Rows from a figure dataset
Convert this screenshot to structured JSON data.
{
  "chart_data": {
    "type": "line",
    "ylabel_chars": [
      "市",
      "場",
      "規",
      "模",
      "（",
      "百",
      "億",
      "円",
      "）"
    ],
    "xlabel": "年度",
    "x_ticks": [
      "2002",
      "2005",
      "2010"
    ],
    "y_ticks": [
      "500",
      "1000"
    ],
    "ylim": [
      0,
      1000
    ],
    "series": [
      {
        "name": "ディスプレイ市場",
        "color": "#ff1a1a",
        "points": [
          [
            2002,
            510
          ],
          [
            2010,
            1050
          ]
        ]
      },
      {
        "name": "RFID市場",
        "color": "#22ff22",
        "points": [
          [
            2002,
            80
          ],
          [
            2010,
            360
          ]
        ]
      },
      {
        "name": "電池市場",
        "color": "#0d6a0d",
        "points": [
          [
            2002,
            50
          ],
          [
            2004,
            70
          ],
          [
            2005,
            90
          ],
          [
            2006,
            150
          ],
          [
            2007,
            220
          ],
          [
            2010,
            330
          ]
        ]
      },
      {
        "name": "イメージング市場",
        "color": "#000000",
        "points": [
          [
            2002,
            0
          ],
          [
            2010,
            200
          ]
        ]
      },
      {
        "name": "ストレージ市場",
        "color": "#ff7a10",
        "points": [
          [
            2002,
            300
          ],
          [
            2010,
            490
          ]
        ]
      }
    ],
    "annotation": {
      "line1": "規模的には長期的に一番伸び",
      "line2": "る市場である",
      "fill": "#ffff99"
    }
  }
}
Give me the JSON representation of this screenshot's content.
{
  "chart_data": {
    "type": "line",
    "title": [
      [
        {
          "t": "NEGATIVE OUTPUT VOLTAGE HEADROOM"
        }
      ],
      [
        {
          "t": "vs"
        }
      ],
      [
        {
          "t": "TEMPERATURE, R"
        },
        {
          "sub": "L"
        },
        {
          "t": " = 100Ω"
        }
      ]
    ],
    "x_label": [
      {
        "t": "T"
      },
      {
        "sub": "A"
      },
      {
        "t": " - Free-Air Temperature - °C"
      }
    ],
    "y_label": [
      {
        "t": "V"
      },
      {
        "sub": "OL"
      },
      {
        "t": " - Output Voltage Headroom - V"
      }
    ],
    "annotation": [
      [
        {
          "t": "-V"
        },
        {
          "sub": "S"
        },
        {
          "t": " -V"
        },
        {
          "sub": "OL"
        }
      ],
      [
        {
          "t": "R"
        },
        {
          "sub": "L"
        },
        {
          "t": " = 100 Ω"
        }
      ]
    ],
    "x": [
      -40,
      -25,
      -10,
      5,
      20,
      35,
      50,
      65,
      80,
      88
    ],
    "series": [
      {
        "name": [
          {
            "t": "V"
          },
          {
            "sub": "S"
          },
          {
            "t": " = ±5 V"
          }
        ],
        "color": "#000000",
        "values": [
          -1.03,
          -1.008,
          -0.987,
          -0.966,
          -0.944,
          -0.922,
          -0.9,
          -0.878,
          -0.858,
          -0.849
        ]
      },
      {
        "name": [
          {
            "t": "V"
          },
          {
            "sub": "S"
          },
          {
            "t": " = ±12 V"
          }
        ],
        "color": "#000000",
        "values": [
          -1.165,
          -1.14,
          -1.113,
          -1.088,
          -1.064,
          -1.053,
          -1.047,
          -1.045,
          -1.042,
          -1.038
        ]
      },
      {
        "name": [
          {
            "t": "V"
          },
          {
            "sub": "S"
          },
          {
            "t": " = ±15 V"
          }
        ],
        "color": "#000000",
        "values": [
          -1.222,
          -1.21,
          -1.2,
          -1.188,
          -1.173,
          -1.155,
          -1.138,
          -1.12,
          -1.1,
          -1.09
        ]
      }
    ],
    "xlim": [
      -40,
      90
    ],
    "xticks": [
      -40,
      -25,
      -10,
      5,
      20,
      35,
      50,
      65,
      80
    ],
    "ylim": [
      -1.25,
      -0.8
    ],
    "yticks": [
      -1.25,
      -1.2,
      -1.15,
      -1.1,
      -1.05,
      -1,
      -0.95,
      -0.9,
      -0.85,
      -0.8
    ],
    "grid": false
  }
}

▸ **STATED EXERCISE**: Restate the listing above word for word.

▸ **THE COMPLETED TASK**:
Convert this screenshot to structured JSON data.
{
  "chart_data": {
    "type": "line",
    "ylabel_chars": [
      "市",
      "場",
      "規",
      "模",
      "（",
      "百",
      "億",
      "円",
      "）"
    ],
    "xlabel": "年度",
    "x_ticks": [
      "2002",
      "2005",
      "2010"
    ],
    "y_ticks": [
      "500",
      "1000"
    ],
    "ylim": [
      0,
      1000
    ],
    "series": [
      {
        "name": "ディスプレイ市場",
        "color": "#ff1a1a",
        "points": [
          [
            2002,
            510
          ],
          [
            2010,
            1050
          ]
        ]
      },
      {
        "name": "RFID市場",
        "color": "#22ff22",
        "points": [
          [
            2002,
            80
          ],
          [
            2010,
            360
          ]
        ]
      },
      {
        "name": "電池市場",
        "color": "#0d6a0d",
        "points": [
          [
            2002,
            50
          ],
          [
            2004,
            70
          ],
          [
            2005,
            90
          ],
          [
            2006,
            150
          ],
          [
            2007,
            220
          ],
          [
            2010,
            330
          ]
        ]
      },
      {
        "name": "イメージング市場",
        "color": "#000000",
        "points": [
          [
            2002,
            0
          ],
          [
            2010,
            200
          ]
        ]
      },
      {
        "name": "ストレージ市場",
        "color": "#ff7a10",
        "points": [
          [
            2002,
            300
          ],
          [
            2010,
            490
          ]
        ]
      }
    ],
    "annotation": {
      "line1": "規模的には長期的に一番伸び",
      "line2": "る市場である",
      "fill": "#ffff99"
    }
  }
}
Give me the JSON representation of this screenshot's content.
{
  "chart_data": {
    "type": "line",
    "title": [
      [
        {
          "t": "NEGATIVE OUTPUT VOLTAGE HEADROOM"
        }
      ],
      [
        {
          "t": "vs"
        }
      ],
      [
        {
          "t": "TEMPERATURE, R"
        },
        {
          "sub": "L"
        },
        {
          "t": " = 100Ω"
        }
      ]
    ],
    "x_label": [
      {
        "t": "T"
      },
      {
        "sub": "A"
      },
      {
        "t": " - Free-Air Temperature - °C"
      }
    ],
    "y_label": [
      {
        "t": "V"
      },
      {
        "sub": "OL"
      },
      {
        "t": " - Output Voltage Headroom - V"
      }
    ],
    "annotation": [
      [
        {
          "t": "-V"
        },
        {
          "sub": "S"
        },
        {
          "t": " -V"
        },
        {
          "sub": "OL"
        }
      ],
      [
        {
          "t": "R"
        },
        {
          "sub": "L"
        },
        {
          "t": " = 100 Ω"
        }
      ]
    ],
    "x": [
      -40,
      -25,
      -10,
      5,
      20,
      35,
      50,
      65,
      80,
      88
    ],
    "series": [
      {
        "name": [
          {
            "t": "V"
          },
          {
            "sub": "S"
          },
          {
            "t": " = ±5 V"
          }
        ],
        "color": "#000000",
        "values": [
          -1.03,
          -1.008,
          -0.987,
          -0.966,
          -0.944,
          -0.922,
          -0.9,
          -0.878,
          -0.858,
          -0.849
        ]
      },
      {
        "name": [
          {
            "t": "V"
          },
          {
            "sub": "S"
          },
          {
            "t": " = ±12 V"
          }
        ],
        "color": "#000000",
        "values": [
          -1.165,
          -1.14,
          -1.113,
          -1.088,
          -1.064,
          -1.053,
          -1.047,
          -1.045,
          -1.042,
          -1.038
        ]
      },
      {
        "name": [
          {
            "t": "V"
          },
          {
            "sub": "S"
          },
          {
            "t": " = ±15 V"
          }
        ],
        "color": "#000000",
        "values": [
          -1.222,
          -1.21,
          -1.2,
          -1.188,
          -1.173,
          -1.155,
          -1.138,
          -1.12,
          -1.1,
          -1.09
        ]
      }
    ],
    "xlim": [
      -40,
      90
    ],
    "xticks": [
      -40,
      -25,
      -10,
      5,
      20,
      35,
      50,
      65,
      80
    ],
    "ylim": [
      -1.25,
      -0.8
    ],
    "yticks": [
      -1.25,
      -1.2,
      -1.15,
      -1.1,
      -1.05,
      -1,
      -0.95,
      -0.9,
      -0.85,
      -0.8
    ],
    "grid": false
  }
}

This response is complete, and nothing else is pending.